## START Entries

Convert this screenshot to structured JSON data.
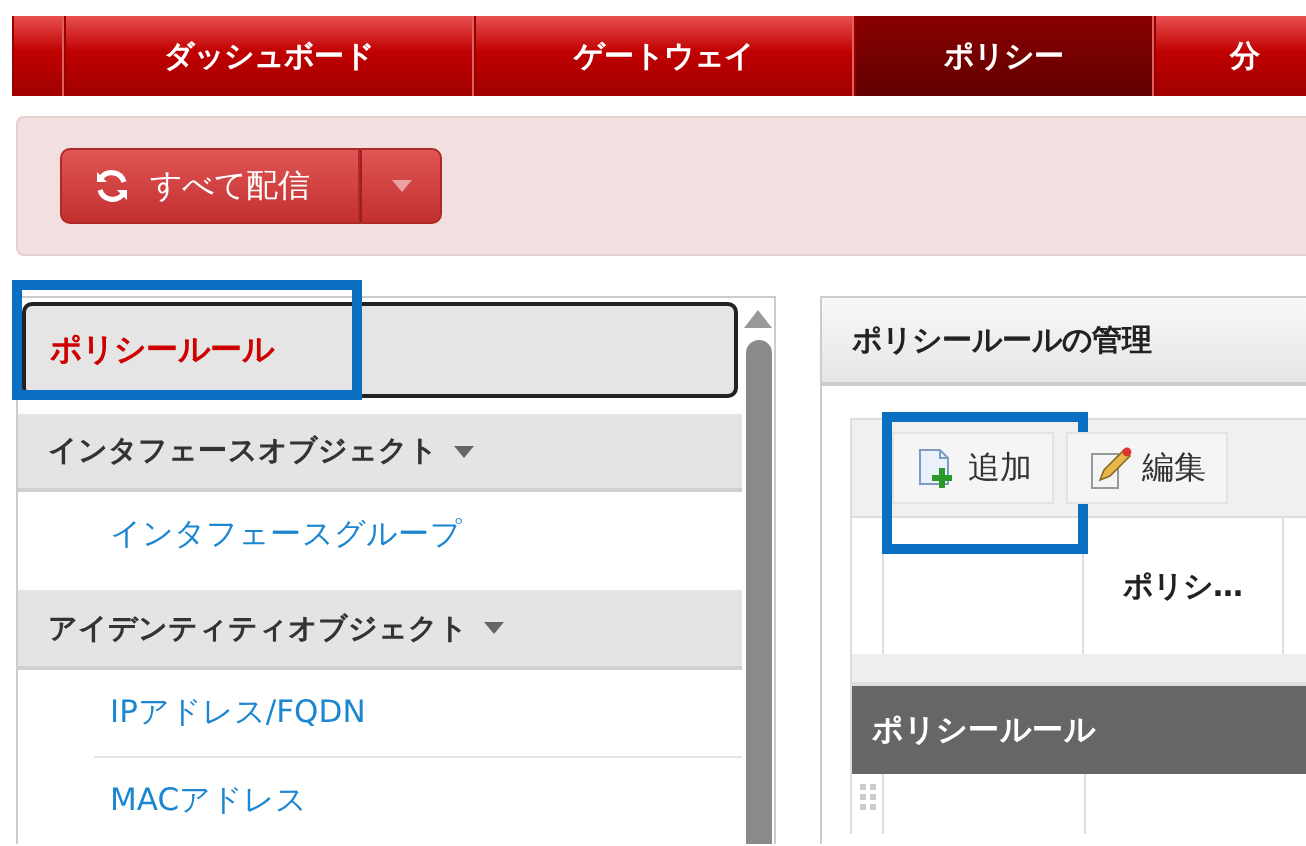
{
  "nav_tabs": [
    {
      "selected": false
    },
    {
      "label": "ダッシュボード",
      "selected": false
    },
    {
      "label": "ゲートウェイ",
      "selected": false
    },
    {
      "label": "ポリシー",
      "selected": true
    },
    {
      "label": "分",
      "selected": false
    }
  ],
  "toolbar": {
    "deploy_button": "すべて配信"
  },
  "sidebar": {
    "items": [
      {
        "kind": "item",
        "label": "ポリシールール",
        "selected": true,
        "highlighted": true
      },
      {
        "kind": "group",
        "label": "インタフェースオブジェクト",
        "expanded": true,
        "children": [
          {
            "label": "インタフェースグループ"
          }
        ]
      },
      {
        "kind": "group",
        "label": "アイデンティティオブジェクト",
        "expanded": true,
        "children": [
          {
            "label": "IPアドレス/FQDN"
          },
          {
            "label": "MACアドレス"
          }
        ]
      }
    ]
  },
  "main": {
    "title": "ポリシールールの管理",
    "actions": [
      {
        "kind": "add",
        "label": "追加",
        "highlighted": true
      },
      {
        "kind": "edit",
        "label": "編集",
        "highlighted": false
      }
    ],
    "table": {
      "columns": [
        {
          "kind": "handle"
        },
        {
          "kind": "blank"
        },
        {
          "kind": "text",
          "label": "ポリシ…"
        }
      ],
      "groups": [
        {
          "label": "ポリシールール"
        }
      ]
    }
  }
}
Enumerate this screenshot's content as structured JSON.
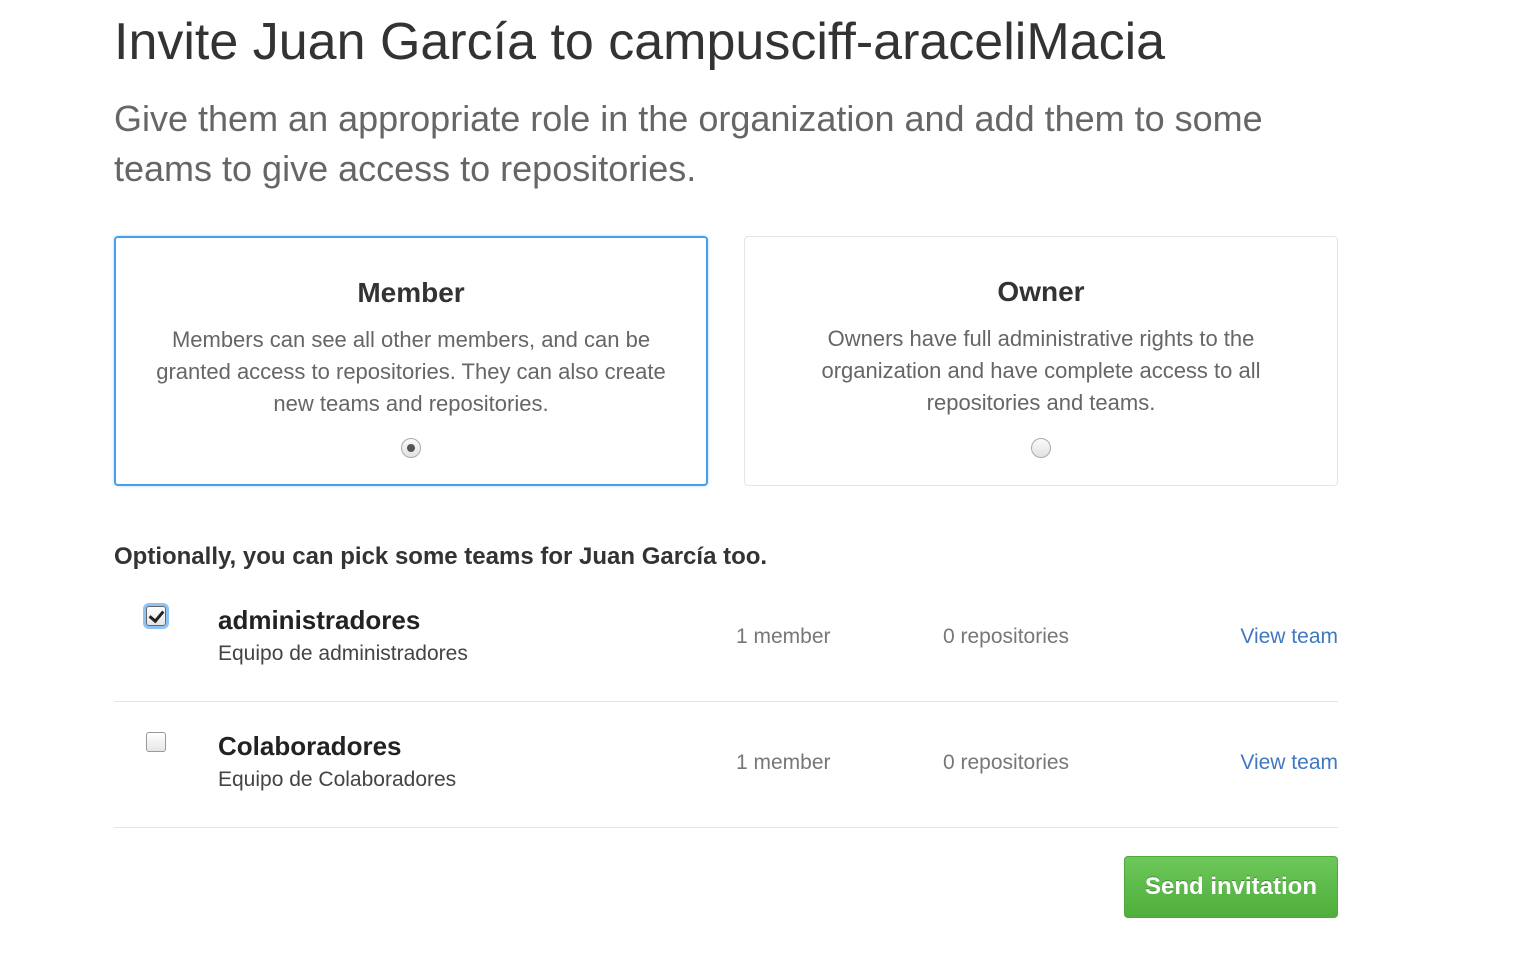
{
  "header": {
    "title": "Invite Juan García to campusciff-araceliMacia",
    "subtitle": "Give them an appropriate role in the organization and add them to some teams to give access to repositories."
  },
  "roles": [
    {
      "title": "Member",
      "description": "Members can see all other members, and can be granted access to repositories. They can also create new teams and repositories.",
      "selected": true
    },
    {
      "title": "Owner",
      "description": "Owners have full administrative rights to the organization and have complete access to all repositories and teams.",
      "selected": false
    }
  ],
  "teams": {
    "heading": "Optionally, you can pick some teams for Juan García too.",
    "items": [
      {
        "name": "administradores",
        "description": "Equipo de administradores",
        "members": "1 member",
        "repositories": "0 repositories",
        "link_label": "View team",
        "checked": true
      },
      {
        "name": "Colaboradores",
        "description": "Equipo de Colaboradores",
        "members": "1 member",
        "repositories": "0 repositories",
        "link_label": "View team",
        "checked": false
      }
    ]
  },
  "actions": {
    "send_label": "Send invitation"
  },
  "colors": {
    "accent": "#4a9ee8",
    "link": "#4078c0",
    "button": "#5cb848"
  }
}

## END Entries

Transcribe all the records above word for word, without their images.

Written answer =>
Convert this screenshot to structured JSON data.
{
  "nav_tabs": [
    {
      "selected": false
    },
    {
      "label": "ダッシュボード",
      "selected": false
    },
    {
      "label": "ゲートウェイ",
      "selected": false
    },
    {
      "label": "ポリシー",
      "selected": true
    },
    {
      "label": "分",
      "selected": false
    }
  ],
  "toolbar": {
    "deploy_button": "すべて配信"
  },
  "sidebar": {
    "items": [
      {
        "kind": "item",
        "label": "ポリシールール",
        "selected": true,
        "highlighted": true
      },
      {
        "kind": "group",
        "label": "インタフェースオブジェクト",
        "expanded": true,
        "children": [
          {
            "label": "インタフェースグループ"
          }
        ]
      },
      {
        "kind": "group",
        "label": "アイデンティティオブジェクト",
        "expanded": true,
        "children": [
          {
            "label": "IPアドレス/FQDN"
          },
          {
            "label": "MACアドレス"
          }
        ]
      }
    ]
  },
  "main": {
    "title": "ポリシールールの管理",
    "actions": [
      {
        "kind": "add",
        "label": "追加",
        "highlighted": true
      },
      {
        "kind": "edit",
        "label": "編集",
        "highlighted": false
      }
    ],
    "table": {
      "columns": [
        {
          "kind": "handle"
        },
        {
          "kind": "blank"
        },
        {
          "kind": "text",
          "label": "ポリシ…"
        }
      ],
      "groups": [
        {
          "label": "ポリシールール"
        }
      ]
    }
  }
}
Enumerate this screenshot's content as structured JSON.
{
  "header": {
    "title": "Invite Juan García to campusciff-araceliMacia",
    "subtitle": "Give them an appropriate role in the organization and add them to some teams to give access to repositories."
  },
  "roles": [
    {
      "title": "Member",
      "description": "Members can see all other members, and can be granted access to repositories. They can also create new teams and repositories.",
      "selected": true
    },
    {
      "title": "Owner",
      "description": "Owners have full administrative rights to the organization and have complete access to all repositories and teams.",
      "selected": false
    }
  ],
  "teams": {
    "heading": "Optionally, you can pick some teams for Juan García too.",
    "items": [
      {
        "name": "administradores",
        "description": "Equipo de administradores",
        "members": "1 member",
        "repositories": "0 repositories",
        "link_label": "View team",
        "checked": true
      },
      {
        "name": "Colaboradores",
        "description": "Equipo de Colaboradores",
        "members": "1 member",
        "repositories": "0 repositories",
        "link_label": "View team",
        "checked": false
      }
    ]
  },
  "actions": {
    "send_label": "Send invitation"
  },
  "colors": {
    "accent": "#4a9ee8",
    "link": "#4078c0",
    "button": "#5cb848"
  }
}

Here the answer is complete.